* Extract to read
^^^^

Shortly before Hagee's tour, American Rabbi Eric Yoffie from the liberal Reform Jewish Movement denounced the friendship between Israel and Christian Evangelicals, not only because Hagee and his like-minded brethren reject the two-state solution (with East Jerusalem as capital of a future Palestinian state) but because they are often at odds with liberal Jews in the U.S. over such incendiary topics as abortion and gay rights.
But why should we be concerned about this? If he is hanging out with religious nuts, so what?
This is a very dangerous thing, since John Hagee believes that only a nuclear attack on the Middle East will pave the way for Christians and that whole rapture thing. And our little Stevie will do anything to hold onto power.
For Harper, the courtship of the Christian right is unlikely to prove an electoral one-night stand. Three years ago, in a speech to the annual Conservative think-fest, Civitas, he outlined plans for a broad new party coalition that would ensure a lasting hold on power. The only route, he argued, was to focus not on the tired wish list of economic conservatives or “neo-cons,” as they’d become known, but on what he called “theo-cons”—those social conservatives who care passionately about hot-button issues that turn on family, crime, and defence.
"Even foreign policy had become a theo-con issue, he pointed out, driven by moral and religious convictions. “The truth of the matter is that the real agenda and the defining issues have shifted from economic issues to social values,” he said, “so conservatives must do the same.
"Arguing that the party had to come up with tough, principled stands on everything from parents’ right to spank their children to putting “hard power” behind the country’s foreign-policy commitments ... " ( Stephen Harper and the Theo-cons, The rising clout of Canada’s religious right, by Marci McDonald, October 2006)
I'm doing something a little different with my blog, trying to organize archives, etc. so I'm using this page to link my stories to Harper's dnagerous policies when it comes to his blind support of Israel.
Feel free to use anything.
We've got to start preparing ourselves for the next election. Harper's party is the wrong fit for Canada and really must be put out to pasture, before they completely destroy this country.

^^^^

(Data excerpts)
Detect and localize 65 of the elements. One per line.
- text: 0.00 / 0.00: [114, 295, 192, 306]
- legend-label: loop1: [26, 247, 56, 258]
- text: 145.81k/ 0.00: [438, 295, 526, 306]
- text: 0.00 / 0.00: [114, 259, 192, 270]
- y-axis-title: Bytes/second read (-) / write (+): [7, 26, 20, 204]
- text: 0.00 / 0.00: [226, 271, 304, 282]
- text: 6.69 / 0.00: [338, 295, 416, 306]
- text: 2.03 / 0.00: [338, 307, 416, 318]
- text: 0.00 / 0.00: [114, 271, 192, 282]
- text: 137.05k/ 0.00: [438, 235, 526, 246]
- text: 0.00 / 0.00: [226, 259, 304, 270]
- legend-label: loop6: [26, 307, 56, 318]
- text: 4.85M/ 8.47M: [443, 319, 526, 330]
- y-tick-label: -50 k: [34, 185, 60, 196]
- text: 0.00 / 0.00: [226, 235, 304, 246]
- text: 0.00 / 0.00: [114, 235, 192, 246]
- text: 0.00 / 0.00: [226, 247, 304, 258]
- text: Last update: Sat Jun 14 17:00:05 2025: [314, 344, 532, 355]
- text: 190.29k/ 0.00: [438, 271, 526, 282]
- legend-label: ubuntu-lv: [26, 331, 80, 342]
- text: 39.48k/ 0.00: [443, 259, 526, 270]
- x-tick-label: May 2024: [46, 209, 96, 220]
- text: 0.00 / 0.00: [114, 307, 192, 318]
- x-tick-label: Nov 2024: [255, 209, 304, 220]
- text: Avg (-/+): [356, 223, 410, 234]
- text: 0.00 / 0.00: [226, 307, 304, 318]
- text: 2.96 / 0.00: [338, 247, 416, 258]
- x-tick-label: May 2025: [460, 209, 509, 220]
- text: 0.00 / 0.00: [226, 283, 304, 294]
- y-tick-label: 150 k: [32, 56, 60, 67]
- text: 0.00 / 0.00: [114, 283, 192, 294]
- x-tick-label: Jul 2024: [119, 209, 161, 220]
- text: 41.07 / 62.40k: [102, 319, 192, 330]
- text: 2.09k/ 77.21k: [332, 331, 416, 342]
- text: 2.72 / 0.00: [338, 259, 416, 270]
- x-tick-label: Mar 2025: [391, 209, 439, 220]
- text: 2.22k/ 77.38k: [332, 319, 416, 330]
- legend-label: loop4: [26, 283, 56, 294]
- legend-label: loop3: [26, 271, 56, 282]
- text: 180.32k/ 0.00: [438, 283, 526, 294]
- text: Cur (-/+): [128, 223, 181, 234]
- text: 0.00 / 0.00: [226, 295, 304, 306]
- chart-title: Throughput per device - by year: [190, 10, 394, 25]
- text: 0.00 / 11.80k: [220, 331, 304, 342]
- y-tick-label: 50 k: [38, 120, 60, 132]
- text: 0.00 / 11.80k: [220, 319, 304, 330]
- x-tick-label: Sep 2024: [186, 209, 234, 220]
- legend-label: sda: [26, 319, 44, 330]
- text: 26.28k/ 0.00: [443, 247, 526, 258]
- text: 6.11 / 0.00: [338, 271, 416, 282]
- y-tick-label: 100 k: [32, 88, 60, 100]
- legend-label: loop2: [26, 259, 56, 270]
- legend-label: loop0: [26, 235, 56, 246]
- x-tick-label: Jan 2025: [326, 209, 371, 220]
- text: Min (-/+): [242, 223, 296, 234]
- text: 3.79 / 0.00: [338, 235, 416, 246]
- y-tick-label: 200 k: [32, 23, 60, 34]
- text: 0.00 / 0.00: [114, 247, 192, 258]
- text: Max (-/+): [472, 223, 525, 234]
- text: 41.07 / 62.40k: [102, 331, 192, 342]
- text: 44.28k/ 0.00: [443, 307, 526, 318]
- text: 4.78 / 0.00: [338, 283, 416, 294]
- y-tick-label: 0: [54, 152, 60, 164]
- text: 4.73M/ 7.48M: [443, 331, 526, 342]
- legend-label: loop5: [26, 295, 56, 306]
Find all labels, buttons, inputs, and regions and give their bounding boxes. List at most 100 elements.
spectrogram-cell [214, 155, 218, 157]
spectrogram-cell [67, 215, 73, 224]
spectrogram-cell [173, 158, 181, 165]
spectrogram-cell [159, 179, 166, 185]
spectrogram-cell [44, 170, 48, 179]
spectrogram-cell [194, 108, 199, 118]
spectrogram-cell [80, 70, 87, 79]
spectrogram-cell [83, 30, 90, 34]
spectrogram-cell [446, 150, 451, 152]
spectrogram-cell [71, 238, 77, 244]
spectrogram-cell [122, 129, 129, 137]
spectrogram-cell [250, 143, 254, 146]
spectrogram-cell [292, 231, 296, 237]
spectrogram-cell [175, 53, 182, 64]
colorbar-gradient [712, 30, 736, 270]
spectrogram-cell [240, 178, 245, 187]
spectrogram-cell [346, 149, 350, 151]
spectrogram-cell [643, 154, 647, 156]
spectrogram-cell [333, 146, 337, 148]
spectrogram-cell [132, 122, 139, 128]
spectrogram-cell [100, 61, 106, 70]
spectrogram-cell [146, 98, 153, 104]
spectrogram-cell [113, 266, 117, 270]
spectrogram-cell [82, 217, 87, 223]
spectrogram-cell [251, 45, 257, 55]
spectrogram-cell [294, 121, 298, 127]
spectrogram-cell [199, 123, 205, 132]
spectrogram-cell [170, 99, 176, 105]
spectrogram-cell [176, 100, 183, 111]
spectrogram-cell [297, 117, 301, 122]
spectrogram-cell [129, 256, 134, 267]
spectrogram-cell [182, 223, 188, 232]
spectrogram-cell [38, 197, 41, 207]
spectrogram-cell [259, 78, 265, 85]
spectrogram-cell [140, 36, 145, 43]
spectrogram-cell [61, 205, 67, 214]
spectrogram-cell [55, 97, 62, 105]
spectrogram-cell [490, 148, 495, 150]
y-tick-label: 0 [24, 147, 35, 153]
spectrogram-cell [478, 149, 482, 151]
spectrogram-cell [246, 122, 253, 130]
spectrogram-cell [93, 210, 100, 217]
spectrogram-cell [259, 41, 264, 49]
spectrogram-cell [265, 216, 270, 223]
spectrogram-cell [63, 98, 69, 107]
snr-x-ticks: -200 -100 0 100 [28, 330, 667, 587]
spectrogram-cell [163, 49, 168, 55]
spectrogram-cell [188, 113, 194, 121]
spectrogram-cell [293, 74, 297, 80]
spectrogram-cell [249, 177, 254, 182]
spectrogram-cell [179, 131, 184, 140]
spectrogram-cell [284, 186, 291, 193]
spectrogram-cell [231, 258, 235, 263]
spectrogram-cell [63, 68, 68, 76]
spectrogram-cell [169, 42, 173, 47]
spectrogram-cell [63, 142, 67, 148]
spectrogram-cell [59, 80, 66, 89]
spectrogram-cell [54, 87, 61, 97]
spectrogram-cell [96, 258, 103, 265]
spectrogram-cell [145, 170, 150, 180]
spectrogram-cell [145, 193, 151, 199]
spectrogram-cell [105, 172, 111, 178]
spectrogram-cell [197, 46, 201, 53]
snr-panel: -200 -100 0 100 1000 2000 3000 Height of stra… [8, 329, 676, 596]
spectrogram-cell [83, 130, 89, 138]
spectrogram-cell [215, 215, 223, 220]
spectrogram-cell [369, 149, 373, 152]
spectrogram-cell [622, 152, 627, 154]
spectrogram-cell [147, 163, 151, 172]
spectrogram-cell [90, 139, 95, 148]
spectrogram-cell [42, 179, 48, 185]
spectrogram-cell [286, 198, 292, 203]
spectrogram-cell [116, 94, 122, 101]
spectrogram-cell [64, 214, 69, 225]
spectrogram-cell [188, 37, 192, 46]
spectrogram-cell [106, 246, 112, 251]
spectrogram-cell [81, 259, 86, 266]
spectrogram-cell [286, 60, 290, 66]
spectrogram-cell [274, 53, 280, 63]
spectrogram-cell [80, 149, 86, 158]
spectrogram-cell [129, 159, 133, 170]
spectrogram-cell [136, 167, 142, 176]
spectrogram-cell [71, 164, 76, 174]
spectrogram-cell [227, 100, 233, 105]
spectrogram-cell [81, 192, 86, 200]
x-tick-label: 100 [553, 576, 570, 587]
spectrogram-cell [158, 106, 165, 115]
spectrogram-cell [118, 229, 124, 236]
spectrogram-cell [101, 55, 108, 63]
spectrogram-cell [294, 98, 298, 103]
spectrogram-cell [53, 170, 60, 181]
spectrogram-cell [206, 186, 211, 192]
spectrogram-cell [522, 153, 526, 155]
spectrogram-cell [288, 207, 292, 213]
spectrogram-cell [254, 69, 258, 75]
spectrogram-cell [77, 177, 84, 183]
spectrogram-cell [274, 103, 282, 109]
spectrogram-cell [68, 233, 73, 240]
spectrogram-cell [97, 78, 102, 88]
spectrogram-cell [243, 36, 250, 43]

^^^^

* Activity A
In the text about Harper and the Christian right, reproduce the passage starting with "Shortly before Hagee's" and going on through "and gay rights.", switching "incendiary" to "divisive".
* Activity B
In the text about Harper and the Christian right, what term did Harper use for social conservatives who care passionately about hot-button issues?
* Activity C
Extend the text about Harper and the Christian right, starting right after its final sentence.
These records have no connection to the text about Harper and the Christian right.

* Answer space A
Shortly before Hagee's tour, American Rabbi Eric Yoffie from the liberal Reform Jewish Movement denounced the friendship between Israel and Christian Evangelicals, not only because Hagee and his like-minded brethren reject the two-state solution (with East Jerusalem as capital of a future Palestinian state) but because they are often at odds with liberal Jews in the U.S. over such divisive topics as abortion and gay rights.

* Answer space B
"Theo-cons"

* Answer space C
My Postings on Harper, Israel and His Party's Antisemitism
I never thought that I would ever find myself in a position to start criticizing someone's religious beliefs, but unfortunately; Christian extremists have now entrenched themselves in the Harper government; a very dangerous thing.
Charles McVety who heads up Christian United for Israel seems to be calling the shots and determining which religious organizations get funding. First on the chopping block was Kairos, who not only believe we need action on climate change, but dared to speak out against Israeli occupation of Gaza.
I'm glad that several Jewish groups are speaking out against this nonsense, and Gerald Caplan laid everything out well in a Globe and Mail article.
This is not only a threat to our freedom of speech, but a threat to national security; since Harper is now allowing them to dictate foreign policy.
Criticism of Israel is not antisemitic. It is simply criticism of a nation and a war. Canadians used to be able to do this. It was called democracy.
Stephen Harper and the Jewish question The Conservatives' blatant wooing of Canadian Jews doesn't add up. What do they want from such a tiny, privileged group anyway? Gerald Caplan The Globe and Mail December 13, 2009
Old Jewish joke: Rabbi tells a survivor that the pogroms against Jews are proof we are God's Chosen People. Survivor says: “Do me a favour, Rabbi. Tell God to choose some one else next time.”
This is kind of how I feel about the way Stephen Harper's government has been so blatantly wooing Canadian Jews. What do these guys want from us anyway?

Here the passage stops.